Reproduce all of the data word for word.

─── DATA SHOWN ───

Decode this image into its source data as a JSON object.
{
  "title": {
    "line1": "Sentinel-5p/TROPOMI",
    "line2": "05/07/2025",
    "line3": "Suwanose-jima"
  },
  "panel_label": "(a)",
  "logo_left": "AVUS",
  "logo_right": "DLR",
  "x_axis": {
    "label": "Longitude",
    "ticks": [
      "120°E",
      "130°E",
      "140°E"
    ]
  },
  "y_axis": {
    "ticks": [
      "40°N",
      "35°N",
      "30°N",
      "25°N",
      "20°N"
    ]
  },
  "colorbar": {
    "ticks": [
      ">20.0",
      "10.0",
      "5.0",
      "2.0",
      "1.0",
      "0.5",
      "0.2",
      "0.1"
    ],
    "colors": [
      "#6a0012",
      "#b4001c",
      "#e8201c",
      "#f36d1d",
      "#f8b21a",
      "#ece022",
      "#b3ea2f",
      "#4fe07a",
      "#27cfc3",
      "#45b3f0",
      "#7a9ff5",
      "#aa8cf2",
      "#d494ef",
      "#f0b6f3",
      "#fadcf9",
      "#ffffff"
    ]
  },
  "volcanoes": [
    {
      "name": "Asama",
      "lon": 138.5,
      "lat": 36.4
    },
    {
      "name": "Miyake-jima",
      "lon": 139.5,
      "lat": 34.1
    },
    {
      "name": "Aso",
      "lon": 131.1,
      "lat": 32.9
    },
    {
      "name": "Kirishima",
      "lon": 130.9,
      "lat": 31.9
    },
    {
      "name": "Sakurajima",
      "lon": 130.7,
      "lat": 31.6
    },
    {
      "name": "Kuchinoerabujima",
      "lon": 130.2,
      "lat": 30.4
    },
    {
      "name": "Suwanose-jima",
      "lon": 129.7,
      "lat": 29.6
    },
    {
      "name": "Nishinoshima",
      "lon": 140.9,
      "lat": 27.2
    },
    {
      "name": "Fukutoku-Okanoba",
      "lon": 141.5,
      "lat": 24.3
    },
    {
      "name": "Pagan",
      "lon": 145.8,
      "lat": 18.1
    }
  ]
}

───

▶ **SOLUTION TO THIS TASK**
Decode this image into its source data as a JSON object.
{
  "title": {
    "line1": "Sentinel-5p/TROPOMI",
    "line2": "05/07/2025",
    "line3": "Suwanose-jima"
  },
  "panel_label": "(a)",
  "logo_left": "AVUS",
  "logo_right": "DLR",
  "x_axis": {
    "label": "Longitude",
    "ticks": [
      "120°E",
      "130°E",
      "140°E"
    ]
  },
  "y_axis": {
    "ticks": [
      "40°N",
      "35°N",
      "30°N",
      "25°N",
      "20°N"
    ]
  },
  "colorbar": {
    "ticks": [
      ">20.0",
      "10.0",
      "5.0",
      "2.0",
      "1.0",
      "0.5",
      "0.2",
      "0.1"
    ],
    "colors": [
      "#6a0012",
      "#b4001c",
      "#e8201c",
      "#f36d1d",
      "#f8b21a",
      "#ece022",
      "#b3ea2f",
      "#4fe07a",
      "#27cfc3",
      "#45b3f0",
      "#7a9ff5",
      "#aa8cf2",
      "#d494ef",
      "#f0b6f3",
      "#fadcf9",
      "#ffffff"
    ]
  },
  "volcanoes": [
    {
      "name": "Asama",
      "lon": 138.5,
      "lat": 36.4
    },
    {
      "name": "Miyake-jima",
      "lon": 139.5,
      "lat": 34.1
    },
    {
      "name": "Aso",
      "lon": 131.1,
      "lat": 32.9
    },
    {
      "name": "Kirishima",
      "lon": 130.9,
      "lat": 31.9
    },
    {
      "name": "Sakurajima",
      "lon": 130.7,
      "lat": 31.6
    },
    {
      "name": "Kuchinoerabujima",
      "lon": 130.2,
      "lat": 30.4
    },
    {
      "name": "Suwanose-jima",
      "lon": 129.7,
      "lat": 29.6
    },
    {
      "name": "Nishinoshima",
      "lon": 140.9,
      "lat": 27.2
    },
    {
      "name": "Fukutoku-Okanoba",
      "lon": 141.5,
      "lat": 24.3
    },
    {
      "name": "Pagan",
      "lon": 145.8,
      "lat": 18.1
    }
  ]
}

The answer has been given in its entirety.